What you have to do: Copy all lines below containing "dolores".

Record list:
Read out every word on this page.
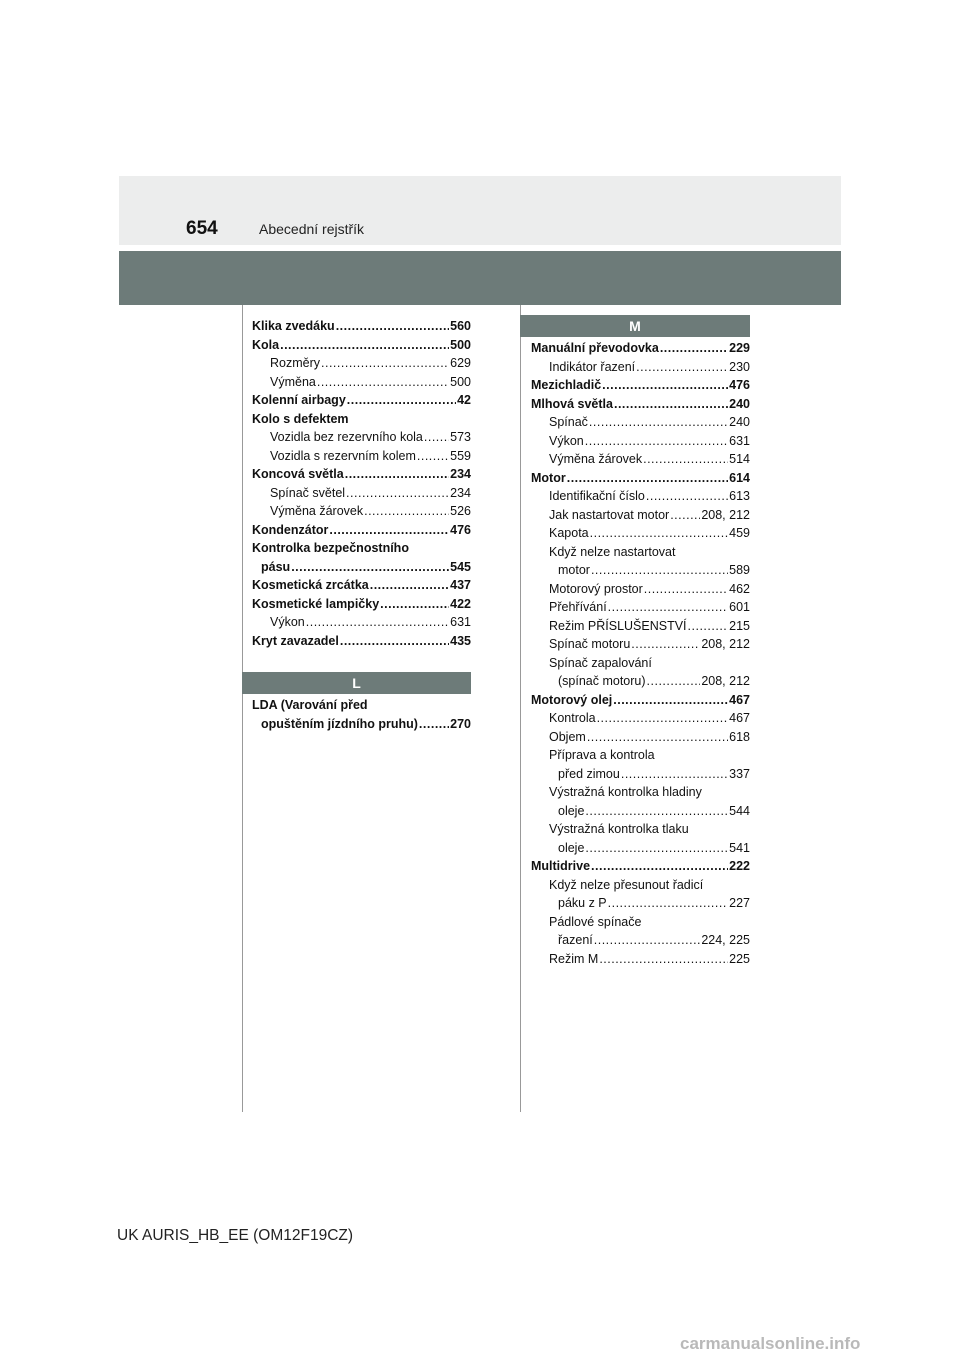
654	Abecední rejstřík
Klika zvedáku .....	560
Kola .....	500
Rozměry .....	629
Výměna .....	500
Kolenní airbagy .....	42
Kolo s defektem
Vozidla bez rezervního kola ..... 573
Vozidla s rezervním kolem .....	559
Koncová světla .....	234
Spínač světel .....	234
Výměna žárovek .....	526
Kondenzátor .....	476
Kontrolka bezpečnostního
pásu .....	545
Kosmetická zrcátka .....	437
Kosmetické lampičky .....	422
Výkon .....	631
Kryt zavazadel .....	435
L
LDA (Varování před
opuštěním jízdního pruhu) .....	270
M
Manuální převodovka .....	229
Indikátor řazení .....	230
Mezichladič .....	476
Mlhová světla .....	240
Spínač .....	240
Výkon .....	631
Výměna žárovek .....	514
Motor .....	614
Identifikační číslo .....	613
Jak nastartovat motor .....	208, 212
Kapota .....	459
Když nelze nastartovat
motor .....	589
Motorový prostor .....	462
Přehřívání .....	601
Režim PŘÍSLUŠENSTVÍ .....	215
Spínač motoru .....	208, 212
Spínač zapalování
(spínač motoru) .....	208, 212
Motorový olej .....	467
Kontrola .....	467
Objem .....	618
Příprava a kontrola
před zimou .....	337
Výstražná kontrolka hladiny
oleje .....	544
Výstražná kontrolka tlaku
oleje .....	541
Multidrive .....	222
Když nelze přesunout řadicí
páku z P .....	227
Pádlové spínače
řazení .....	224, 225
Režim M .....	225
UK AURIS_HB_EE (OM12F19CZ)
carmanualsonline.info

* * *

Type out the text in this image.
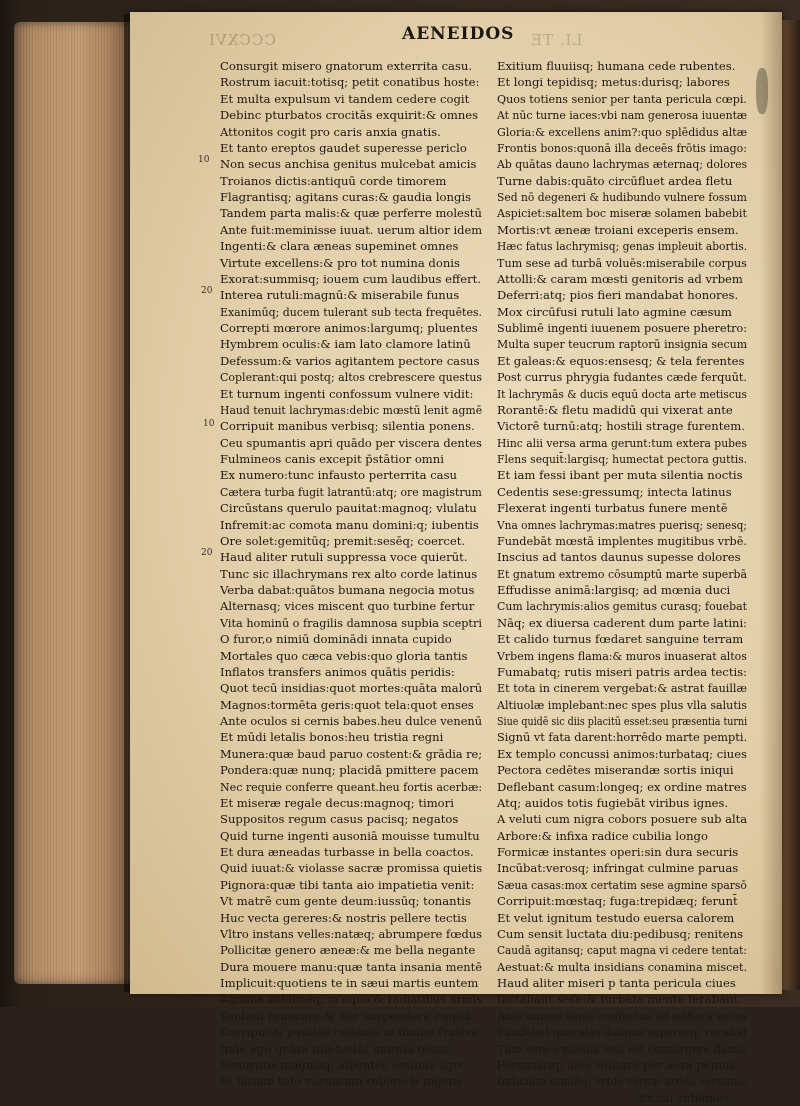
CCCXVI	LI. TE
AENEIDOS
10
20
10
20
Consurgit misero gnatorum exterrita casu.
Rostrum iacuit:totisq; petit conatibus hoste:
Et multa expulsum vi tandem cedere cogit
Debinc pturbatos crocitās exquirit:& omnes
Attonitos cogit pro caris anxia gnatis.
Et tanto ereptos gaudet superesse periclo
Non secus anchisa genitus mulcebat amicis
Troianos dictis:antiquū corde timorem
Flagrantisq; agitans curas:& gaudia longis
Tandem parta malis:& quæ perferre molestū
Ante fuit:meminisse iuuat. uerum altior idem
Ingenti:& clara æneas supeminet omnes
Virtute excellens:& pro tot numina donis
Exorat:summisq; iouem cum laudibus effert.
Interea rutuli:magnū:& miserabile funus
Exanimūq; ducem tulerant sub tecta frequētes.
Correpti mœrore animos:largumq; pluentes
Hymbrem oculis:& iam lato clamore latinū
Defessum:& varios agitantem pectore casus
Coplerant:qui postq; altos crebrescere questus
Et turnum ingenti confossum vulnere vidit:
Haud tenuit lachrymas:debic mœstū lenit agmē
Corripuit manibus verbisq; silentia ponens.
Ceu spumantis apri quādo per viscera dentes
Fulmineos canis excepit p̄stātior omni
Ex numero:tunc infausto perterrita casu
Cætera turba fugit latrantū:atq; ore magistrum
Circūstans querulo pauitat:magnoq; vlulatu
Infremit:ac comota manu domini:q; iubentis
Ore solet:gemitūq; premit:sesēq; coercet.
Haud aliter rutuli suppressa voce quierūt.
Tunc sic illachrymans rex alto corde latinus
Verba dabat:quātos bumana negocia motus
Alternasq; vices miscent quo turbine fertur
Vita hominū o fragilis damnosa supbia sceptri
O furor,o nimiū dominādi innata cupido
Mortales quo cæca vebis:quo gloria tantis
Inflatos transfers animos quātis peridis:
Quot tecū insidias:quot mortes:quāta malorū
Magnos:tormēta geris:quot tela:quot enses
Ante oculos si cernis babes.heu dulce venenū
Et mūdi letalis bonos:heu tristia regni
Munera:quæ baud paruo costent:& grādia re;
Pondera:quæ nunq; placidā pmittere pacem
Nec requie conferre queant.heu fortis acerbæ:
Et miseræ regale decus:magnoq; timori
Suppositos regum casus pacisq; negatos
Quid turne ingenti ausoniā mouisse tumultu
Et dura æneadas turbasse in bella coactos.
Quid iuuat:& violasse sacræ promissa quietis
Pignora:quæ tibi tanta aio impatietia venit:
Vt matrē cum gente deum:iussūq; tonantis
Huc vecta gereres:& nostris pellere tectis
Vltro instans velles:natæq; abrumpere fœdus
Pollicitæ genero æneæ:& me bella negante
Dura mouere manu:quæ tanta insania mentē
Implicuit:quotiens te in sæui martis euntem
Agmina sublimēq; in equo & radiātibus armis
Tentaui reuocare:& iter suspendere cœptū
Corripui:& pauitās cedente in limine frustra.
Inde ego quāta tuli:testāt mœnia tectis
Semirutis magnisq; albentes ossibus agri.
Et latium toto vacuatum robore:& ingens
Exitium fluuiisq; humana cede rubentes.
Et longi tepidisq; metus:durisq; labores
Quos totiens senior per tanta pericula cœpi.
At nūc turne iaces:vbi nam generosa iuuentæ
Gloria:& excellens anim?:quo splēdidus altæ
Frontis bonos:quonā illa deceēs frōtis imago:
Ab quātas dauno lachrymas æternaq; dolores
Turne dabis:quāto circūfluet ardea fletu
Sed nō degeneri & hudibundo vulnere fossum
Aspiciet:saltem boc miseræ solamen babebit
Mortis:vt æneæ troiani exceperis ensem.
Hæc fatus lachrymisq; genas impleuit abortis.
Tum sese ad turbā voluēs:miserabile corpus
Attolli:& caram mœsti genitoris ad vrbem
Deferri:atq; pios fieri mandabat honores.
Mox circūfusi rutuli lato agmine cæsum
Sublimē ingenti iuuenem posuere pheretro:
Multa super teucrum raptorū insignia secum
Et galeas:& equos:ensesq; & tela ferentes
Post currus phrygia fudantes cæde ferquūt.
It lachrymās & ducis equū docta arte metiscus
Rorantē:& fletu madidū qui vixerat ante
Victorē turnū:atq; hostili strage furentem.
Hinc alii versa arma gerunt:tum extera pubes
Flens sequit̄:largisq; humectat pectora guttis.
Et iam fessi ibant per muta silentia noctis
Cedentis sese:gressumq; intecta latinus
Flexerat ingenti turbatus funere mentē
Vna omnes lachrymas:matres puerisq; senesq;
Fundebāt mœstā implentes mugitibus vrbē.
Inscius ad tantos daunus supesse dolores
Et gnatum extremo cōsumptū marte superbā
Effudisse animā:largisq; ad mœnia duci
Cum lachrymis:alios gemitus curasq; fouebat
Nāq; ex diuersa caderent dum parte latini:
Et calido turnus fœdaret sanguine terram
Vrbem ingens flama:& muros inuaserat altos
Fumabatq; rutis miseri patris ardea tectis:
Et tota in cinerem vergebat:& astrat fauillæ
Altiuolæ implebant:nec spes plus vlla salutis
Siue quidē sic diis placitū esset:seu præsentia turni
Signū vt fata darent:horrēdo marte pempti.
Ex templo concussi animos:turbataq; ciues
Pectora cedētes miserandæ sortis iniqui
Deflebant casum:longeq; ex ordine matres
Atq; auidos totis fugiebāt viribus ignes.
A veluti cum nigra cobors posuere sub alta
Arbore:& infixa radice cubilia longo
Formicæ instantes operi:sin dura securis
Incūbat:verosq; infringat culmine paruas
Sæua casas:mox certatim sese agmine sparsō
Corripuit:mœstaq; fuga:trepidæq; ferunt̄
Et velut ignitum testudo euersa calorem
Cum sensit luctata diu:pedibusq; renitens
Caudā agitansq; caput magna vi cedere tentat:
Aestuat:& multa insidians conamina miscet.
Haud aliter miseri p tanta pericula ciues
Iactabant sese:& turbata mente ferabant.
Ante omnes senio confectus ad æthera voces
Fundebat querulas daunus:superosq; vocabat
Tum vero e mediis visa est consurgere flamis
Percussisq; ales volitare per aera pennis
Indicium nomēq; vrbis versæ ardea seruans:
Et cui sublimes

Answer to this problem:
Ab quātas dauno lachrymas æternaq; dolores
Inscius ad tantos daunus supesse dolores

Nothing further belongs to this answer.